Items from a dataset:
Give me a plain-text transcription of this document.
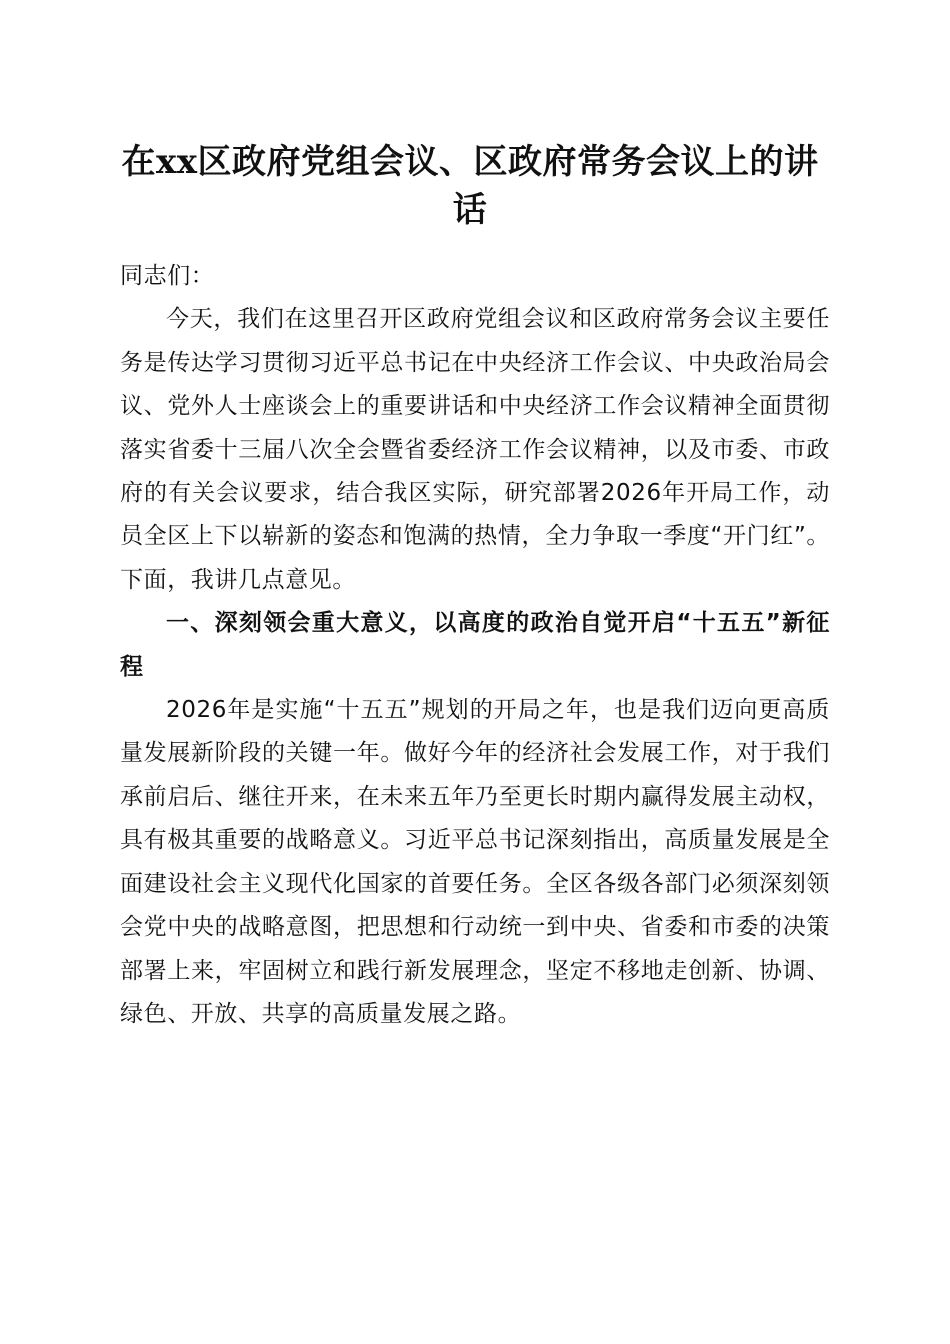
在xx区政府党组会议、区政府常务会议上的讲话

同志们：

今天，我们在这里召开区政府党组会议和区政府常务会议主要任务是传达学习贯彻习近平总书记在中央经济工作会议、中央政治局会议、党外人士座谈会上的重要讲话和中央经济工作会议精神全面贯彻落实省委十三届八次全会暨省委经济工作会议精神，以及市委、市政府的有关会议要求，结合我区实际，研究部署2026年开局工作，动员全区上下以崭新的姿态和饱满的热情，全力争取一季度“开门红”。下面，我讲几点意见。

一、深刻领会重大意义，以高度的政治自觉开启“十五五”新征程

2026年是实施“十五五”规划的开局之年，也是我们迈向更高质量发展新阶段的关键一年。做好今年的经济社会发展工作，对于我们承前启后、继往开来，在未来五年乃至更长时期内赢得发展主动权，具有极其重要的战略意义。习近平总书记深刻指出，高质量发展是全面建设社会主义现代化国家的首要任务。全区各级各部门必须深刻领会党中央的战略意图，把思想和行动统一到中央、省委和市委的决策部署上来，牢固树立和践行新发展理念，坚定不移地走创新、协调、绿色、开放、共享的高质量发展之路。
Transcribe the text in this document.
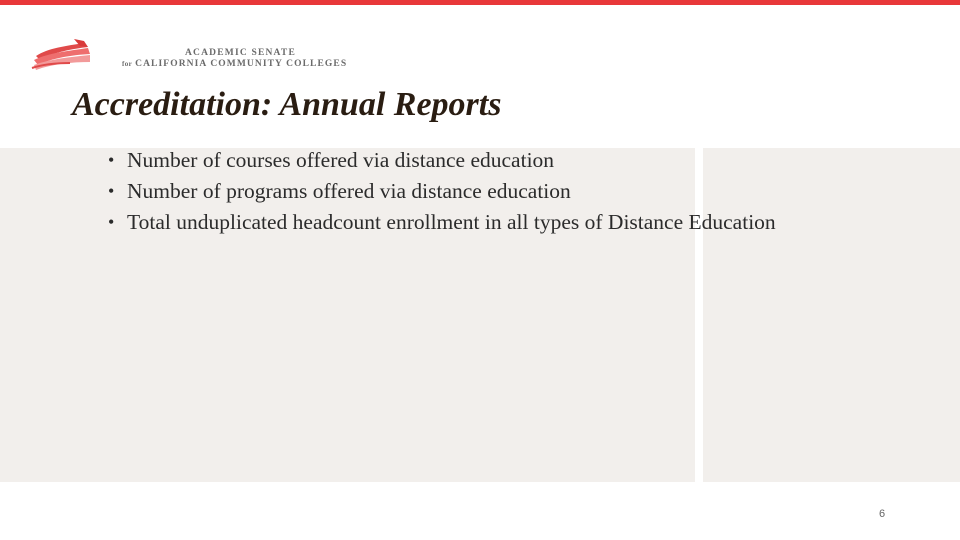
ACADEMIC SENATE
for CALIFORNIA COMMUNITY COLLEGES
Accreditation: Annual Reports
• Number of courses offered via distance education
• Number of programs offered via distance education
• Total unduplicated headcount enrollment in all types of Distance Education
6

Given request:
Find the string "document" in the records, then copy each line where it occurs.

Final answer:
Give me a plain-text transcription of this document.
Transcribe the text in this document.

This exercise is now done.